Below are some records. Pull every line that contains the word "Ticket".

* Start DATA SHOWN *

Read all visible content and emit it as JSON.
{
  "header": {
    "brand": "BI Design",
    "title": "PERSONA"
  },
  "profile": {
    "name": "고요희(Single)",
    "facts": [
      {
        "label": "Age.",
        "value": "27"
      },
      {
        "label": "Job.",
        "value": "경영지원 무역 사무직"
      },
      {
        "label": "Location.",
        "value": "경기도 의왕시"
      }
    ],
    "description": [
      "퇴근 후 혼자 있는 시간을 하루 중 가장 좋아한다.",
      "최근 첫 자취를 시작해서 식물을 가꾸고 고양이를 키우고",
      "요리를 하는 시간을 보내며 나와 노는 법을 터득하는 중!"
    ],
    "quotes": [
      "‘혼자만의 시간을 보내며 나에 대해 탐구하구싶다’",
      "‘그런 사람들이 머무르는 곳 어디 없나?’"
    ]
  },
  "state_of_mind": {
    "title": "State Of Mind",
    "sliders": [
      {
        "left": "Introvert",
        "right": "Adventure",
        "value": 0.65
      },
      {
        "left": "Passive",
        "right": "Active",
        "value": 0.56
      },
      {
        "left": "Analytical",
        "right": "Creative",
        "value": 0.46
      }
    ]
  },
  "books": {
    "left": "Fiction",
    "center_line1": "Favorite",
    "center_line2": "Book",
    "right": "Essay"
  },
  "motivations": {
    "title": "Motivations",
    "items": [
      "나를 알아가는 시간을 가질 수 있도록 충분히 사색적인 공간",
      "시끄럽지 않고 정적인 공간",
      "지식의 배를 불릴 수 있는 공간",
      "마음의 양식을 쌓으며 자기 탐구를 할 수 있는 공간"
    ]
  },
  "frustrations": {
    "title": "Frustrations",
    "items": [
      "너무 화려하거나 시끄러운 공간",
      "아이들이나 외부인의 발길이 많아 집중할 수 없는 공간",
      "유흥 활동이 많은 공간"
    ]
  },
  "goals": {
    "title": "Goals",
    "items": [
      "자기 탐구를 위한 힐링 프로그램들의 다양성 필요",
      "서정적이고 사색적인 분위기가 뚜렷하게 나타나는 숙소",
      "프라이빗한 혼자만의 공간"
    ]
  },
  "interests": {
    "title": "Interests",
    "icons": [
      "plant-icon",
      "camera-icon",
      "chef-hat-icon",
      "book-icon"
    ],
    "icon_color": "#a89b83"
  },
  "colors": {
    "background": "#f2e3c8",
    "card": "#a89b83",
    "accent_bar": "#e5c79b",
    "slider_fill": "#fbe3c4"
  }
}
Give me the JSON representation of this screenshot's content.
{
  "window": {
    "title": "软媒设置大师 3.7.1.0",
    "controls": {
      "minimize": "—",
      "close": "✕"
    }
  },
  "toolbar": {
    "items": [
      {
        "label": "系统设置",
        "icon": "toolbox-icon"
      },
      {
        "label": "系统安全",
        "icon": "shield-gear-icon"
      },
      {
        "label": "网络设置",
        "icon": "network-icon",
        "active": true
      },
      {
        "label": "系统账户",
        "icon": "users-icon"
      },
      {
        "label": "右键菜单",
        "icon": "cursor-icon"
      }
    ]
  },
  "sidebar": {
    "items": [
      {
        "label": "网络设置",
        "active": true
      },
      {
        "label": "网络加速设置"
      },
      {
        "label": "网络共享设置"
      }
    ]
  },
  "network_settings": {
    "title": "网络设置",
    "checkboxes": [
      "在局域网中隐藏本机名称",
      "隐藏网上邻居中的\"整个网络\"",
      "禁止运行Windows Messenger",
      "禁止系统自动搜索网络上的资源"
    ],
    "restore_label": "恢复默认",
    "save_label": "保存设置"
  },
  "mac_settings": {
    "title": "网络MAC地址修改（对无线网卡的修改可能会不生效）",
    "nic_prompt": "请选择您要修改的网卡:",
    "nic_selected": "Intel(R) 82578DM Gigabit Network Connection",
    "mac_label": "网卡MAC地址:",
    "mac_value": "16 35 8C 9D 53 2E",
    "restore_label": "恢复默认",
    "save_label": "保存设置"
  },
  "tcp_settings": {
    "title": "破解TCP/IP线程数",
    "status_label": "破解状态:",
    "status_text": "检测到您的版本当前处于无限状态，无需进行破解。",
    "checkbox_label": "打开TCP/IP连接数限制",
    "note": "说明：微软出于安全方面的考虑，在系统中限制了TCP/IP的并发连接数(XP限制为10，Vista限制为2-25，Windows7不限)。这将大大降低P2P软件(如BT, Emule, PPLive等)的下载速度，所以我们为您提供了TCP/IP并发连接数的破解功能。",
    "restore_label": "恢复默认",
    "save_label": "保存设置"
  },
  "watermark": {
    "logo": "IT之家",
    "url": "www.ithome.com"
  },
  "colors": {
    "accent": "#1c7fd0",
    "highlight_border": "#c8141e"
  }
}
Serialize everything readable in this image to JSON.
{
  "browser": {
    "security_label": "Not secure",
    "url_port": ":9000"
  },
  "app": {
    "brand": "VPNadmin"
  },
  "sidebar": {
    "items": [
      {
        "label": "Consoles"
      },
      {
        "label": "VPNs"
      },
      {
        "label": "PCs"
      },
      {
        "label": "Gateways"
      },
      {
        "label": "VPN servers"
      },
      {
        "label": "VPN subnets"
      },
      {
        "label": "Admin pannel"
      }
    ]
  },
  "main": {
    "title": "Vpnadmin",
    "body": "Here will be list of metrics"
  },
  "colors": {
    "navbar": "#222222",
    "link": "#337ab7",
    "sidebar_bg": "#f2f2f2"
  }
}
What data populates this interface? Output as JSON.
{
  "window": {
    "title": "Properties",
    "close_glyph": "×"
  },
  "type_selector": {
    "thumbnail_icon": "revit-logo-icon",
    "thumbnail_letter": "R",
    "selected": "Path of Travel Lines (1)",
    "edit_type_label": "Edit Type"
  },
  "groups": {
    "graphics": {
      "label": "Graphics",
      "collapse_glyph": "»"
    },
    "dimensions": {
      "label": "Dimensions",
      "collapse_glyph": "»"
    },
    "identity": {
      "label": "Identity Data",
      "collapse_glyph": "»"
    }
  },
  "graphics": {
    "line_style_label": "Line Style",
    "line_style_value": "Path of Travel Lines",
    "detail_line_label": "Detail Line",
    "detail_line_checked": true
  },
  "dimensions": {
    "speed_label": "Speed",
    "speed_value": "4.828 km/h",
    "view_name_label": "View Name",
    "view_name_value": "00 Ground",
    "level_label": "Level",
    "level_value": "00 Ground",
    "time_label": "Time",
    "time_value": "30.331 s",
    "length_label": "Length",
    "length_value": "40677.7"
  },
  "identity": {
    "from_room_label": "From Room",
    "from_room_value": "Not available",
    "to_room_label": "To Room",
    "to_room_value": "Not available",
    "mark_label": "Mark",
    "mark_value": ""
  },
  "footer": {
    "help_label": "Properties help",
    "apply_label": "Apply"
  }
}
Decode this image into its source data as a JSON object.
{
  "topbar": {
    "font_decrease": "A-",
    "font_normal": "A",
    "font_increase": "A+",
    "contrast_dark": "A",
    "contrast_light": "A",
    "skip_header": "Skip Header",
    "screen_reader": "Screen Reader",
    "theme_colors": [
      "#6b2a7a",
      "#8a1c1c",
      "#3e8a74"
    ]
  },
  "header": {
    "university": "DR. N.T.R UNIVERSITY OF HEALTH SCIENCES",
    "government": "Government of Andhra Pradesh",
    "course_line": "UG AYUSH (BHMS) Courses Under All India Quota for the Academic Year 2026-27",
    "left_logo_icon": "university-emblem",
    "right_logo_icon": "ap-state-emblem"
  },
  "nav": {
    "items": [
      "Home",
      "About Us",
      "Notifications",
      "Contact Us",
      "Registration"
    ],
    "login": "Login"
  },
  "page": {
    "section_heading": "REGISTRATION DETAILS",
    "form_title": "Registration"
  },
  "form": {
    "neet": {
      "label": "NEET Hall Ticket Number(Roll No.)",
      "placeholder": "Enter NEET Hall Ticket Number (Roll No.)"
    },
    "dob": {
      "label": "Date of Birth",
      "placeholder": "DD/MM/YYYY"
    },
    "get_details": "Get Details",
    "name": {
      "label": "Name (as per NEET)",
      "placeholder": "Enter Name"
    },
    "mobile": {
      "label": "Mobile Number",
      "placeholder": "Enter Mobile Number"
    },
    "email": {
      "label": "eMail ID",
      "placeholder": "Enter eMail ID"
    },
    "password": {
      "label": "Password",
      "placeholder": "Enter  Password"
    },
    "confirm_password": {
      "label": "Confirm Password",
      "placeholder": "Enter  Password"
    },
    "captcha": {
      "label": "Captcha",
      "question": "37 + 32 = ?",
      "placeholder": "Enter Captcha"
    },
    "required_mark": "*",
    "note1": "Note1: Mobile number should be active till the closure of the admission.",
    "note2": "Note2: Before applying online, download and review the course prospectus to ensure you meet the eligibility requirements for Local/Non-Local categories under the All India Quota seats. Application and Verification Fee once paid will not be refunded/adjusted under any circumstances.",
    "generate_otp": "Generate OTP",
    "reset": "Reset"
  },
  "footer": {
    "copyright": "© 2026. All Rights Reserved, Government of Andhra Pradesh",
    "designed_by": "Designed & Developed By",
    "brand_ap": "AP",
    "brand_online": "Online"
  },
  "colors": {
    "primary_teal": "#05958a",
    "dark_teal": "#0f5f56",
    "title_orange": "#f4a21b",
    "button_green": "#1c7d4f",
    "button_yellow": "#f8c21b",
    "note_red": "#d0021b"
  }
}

* End DATA SHOWN *

## RESPONSE BELOW
      "label": "NEET Hall Ticket Number(Roll No.)",
      "placeholder": "Enter NEET Hall Ticket Number (Roll No.)"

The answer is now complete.